┌─ Task inputs
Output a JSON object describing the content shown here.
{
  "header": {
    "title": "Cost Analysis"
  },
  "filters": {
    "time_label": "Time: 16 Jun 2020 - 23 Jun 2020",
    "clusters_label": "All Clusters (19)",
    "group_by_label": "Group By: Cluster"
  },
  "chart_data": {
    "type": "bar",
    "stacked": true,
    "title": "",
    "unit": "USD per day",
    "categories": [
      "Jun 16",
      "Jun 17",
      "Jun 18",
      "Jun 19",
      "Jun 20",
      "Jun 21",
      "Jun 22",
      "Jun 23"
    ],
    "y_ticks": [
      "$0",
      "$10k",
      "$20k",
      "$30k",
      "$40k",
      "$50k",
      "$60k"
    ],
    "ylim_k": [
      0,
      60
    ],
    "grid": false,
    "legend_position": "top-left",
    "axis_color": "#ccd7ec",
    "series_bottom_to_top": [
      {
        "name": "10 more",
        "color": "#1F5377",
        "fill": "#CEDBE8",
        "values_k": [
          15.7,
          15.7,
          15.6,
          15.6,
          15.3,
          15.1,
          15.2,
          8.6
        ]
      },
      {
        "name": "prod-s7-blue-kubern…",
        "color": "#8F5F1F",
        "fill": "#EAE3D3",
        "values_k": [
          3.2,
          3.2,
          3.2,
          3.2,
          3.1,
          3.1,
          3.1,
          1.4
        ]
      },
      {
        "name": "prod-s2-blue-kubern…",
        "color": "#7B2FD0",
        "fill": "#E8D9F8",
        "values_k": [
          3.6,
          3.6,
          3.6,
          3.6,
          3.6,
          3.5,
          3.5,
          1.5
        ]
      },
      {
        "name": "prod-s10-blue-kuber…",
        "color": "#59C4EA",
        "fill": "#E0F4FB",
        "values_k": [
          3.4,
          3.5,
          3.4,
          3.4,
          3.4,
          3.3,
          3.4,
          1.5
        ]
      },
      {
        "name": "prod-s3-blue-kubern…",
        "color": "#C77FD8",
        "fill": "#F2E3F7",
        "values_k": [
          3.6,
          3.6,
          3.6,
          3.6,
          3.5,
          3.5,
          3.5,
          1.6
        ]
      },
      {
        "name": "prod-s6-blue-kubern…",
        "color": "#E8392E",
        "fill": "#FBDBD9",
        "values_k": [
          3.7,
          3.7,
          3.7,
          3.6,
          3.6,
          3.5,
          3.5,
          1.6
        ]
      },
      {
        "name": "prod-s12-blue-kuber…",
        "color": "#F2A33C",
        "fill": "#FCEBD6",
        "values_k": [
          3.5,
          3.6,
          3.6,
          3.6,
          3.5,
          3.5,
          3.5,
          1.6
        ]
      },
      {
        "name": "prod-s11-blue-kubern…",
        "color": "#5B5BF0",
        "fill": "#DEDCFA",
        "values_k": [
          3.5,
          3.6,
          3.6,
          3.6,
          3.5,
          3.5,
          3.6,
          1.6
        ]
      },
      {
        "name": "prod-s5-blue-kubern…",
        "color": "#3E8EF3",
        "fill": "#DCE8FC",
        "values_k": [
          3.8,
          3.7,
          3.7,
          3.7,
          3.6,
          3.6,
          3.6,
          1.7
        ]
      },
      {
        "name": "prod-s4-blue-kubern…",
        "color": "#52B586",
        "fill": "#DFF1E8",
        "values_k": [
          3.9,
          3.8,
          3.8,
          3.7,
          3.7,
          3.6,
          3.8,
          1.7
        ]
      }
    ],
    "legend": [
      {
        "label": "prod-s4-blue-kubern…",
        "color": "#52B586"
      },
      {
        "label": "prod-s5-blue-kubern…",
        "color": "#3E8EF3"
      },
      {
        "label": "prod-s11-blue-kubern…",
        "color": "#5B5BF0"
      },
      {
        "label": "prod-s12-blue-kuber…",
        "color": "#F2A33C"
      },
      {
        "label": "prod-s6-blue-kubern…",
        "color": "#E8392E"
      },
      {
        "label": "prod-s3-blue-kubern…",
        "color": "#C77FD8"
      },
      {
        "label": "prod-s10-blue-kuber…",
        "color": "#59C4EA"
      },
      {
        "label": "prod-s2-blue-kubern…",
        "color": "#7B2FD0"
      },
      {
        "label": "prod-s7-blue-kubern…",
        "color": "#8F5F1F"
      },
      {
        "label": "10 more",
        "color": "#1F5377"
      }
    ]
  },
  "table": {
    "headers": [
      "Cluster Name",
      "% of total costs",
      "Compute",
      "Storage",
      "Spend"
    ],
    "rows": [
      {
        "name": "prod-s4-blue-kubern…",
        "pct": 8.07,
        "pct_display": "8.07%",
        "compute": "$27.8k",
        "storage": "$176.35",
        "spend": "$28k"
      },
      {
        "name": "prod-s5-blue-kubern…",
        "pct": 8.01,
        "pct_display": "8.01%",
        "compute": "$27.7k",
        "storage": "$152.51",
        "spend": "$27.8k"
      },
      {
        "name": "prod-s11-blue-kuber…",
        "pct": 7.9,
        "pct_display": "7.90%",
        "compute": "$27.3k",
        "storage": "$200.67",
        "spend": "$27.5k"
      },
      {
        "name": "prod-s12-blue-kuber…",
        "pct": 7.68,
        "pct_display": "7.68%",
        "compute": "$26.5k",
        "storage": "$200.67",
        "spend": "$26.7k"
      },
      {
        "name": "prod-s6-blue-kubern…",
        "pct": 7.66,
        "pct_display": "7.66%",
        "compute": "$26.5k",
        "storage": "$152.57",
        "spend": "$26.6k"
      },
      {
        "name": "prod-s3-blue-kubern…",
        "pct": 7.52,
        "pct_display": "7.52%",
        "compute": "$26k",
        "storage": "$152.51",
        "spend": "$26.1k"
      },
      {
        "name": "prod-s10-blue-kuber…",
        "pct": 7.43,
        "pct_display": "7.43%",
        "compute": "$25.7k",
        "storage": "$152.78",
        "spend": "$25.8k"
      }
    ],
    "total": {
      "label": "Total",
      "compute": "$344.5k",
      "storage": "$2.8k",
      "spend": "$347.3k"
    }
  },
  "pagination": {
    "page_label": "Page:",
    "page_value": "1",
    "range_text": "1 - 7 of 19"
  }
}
└─
**Exercise details**
Go over the records above and tally the lines with the word "fill" in them. Give the number alone.

**Exercise answer**
10